**TASK BRIEF:** How many lines of the records below contain the word "colors"? Answer with the number alone.
···
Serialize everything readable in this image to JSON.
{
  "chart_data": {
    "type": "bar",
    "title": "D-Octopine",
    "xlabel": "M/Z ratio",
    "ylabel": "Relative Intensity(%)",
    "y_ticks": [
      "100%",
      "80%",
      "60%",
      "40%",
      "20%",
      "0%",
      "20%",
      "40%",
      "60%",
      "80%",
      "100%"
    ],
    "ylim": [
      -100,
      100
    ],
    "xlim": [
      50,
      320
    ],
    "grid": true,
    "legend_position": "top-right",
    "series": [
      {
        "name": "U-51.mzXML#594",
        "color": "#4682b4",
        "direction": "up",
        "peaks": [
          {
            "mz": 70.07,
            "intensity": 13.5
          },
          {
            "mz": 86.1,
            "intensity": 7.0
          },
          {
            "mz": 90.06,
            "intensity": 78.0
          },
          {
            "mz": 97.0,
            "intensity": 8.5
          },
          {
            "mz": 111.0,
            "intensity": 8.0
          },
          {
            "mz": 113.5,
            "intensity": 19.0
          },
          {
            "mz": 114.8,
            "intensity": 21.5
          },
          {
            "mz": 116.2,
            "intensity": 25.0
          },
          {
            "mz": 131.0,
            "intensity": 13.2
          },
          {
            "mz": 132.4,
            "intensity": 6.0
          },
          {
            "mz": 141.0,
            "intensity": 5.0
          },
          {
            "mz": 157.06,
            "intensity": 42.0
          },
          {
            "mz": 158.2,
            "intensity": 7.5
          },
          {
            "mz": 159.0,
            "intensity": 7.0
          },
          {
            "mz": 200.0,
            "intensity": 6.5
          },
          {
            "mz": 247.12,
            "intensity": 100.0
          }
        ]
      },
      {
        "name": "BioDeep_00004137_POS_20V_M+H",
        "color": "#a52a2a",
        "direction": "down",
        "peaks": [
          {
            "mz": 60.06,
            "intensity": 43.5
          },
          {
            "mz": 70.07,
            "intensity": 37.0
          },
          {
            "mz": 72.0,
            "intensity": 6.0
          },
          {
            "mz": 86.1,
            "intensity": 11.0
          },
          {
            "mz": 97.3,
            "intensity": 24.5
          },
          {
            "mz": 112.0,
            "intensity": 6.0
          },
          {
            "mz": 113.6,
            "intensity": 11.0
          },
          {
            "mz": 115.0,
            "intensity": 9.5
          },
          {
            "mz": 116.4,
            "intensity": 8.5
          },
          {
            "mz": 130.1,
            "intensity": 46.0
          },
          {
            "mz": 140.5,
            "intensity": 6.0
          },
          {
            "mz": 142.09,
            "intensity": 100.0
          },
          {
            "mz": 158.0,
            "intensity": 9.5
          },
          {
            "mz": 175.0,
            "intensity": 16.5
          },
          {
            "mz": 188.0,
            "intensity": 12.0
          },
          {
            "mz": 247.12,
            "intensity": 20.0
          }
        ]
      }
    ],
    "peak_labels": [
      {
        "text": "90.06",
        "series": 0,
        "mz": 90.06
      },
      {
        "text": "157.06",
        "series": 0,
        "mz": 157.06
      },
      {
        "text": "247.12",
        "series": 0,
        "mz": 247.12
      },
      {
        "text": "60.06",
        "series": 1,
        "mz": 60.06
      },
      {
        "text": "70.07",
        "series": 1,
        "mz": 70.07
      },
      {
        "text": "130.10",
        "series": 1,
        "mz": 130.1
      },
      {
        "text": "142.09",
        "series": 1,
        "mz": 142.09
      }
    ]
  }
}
···
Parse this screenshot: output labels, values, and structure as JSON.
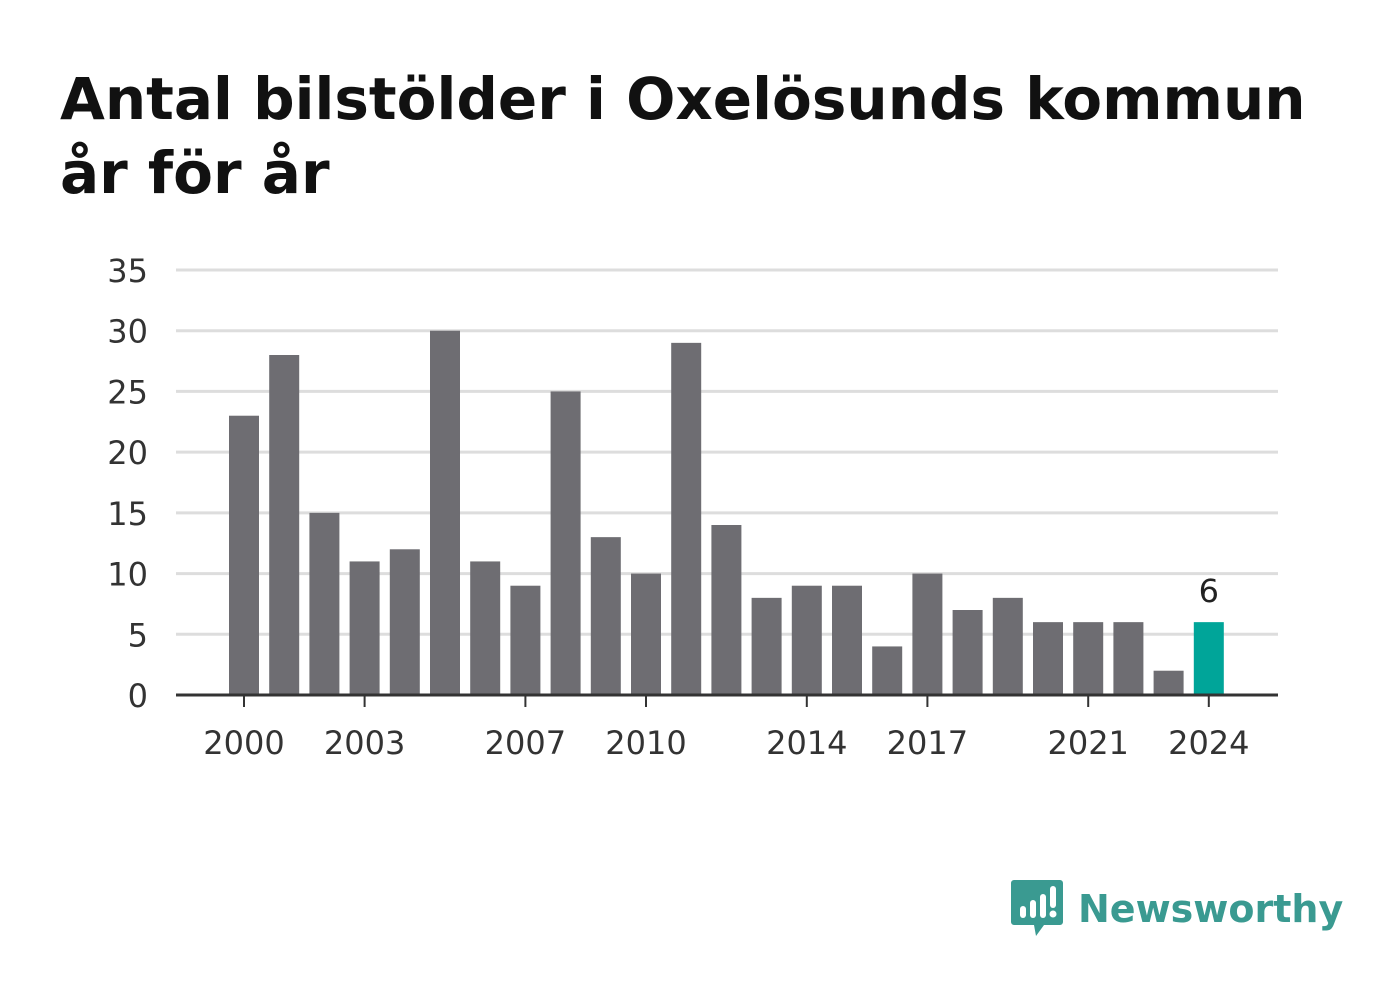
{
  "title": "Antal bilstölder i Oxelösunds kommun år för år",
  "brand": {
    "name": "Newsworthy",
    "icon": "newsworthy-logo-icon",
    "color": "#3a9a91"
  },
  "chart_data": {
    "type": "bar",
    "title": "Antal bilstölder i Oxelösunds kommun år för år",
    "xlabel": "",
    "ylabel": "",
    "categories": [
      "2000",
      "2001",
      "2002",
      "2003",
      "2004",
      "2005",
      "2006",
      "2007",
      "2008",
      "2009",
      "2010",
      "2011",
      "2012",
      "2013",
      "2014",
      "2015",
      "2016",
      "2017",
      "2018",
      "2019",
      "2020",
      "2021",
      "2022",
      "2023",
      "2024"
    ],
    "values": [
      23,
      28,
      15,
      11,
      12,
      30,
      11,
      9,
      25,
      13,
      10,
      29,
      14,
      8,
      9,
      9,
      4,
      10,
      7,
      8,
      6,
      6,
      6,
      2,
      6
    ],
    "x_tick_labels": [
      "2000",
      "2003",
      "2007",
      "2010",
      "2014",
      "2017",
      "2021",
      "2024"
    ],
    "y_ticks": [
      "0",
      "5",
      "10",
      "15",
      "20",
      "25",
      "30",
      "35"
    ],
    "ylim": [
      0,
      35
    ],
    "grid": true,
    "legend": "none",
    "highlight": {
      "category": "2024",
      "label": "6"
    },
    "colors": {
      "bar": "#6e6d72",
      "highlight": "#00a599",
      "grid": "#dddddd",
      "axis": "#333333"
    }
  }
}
···
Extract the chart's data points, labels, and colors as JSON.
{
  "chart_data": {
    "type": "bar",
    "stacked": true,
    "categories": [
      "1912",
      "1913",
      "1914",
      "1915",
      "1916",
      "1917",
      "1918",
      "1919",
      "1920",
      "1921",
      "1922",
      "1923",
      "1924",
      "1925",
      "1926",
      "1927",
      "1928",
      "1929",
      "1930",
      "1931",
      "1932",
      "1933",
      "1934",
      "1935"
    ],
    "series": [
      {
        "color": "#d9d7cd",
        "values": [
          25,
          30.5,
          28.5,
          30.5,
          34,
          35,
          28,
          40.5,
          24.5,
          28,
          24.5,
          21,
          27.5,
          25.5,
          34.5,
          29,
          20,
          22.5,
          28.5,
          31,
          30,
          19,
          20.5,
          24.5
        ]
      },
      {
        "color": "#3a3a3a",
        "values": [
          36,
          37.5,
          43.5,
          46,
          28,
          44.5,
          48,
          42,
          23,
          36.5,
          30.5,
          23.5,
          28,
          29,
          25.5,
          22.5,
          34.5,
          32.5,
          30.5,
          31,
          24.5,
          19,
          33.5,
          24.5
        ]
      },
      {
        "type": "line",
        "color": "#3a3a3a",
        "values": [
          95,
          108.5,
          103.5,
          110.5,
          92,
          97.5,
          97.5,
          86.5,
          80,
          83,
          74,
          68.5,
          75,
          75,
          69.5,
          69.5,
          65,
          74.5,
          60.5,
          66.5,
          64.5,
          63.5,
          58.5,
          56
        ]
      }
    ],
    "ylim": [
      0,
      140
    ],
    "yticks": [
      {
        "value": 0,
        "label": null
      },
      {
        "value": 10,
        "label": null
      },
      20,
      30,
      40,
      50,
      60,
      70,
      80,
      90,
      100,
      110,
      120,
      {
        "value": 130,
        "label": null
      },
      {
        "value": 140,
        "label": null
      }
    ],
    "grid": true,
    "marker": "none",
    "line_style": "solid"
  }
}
···
**REPLY TO THE EXERCISE:** 2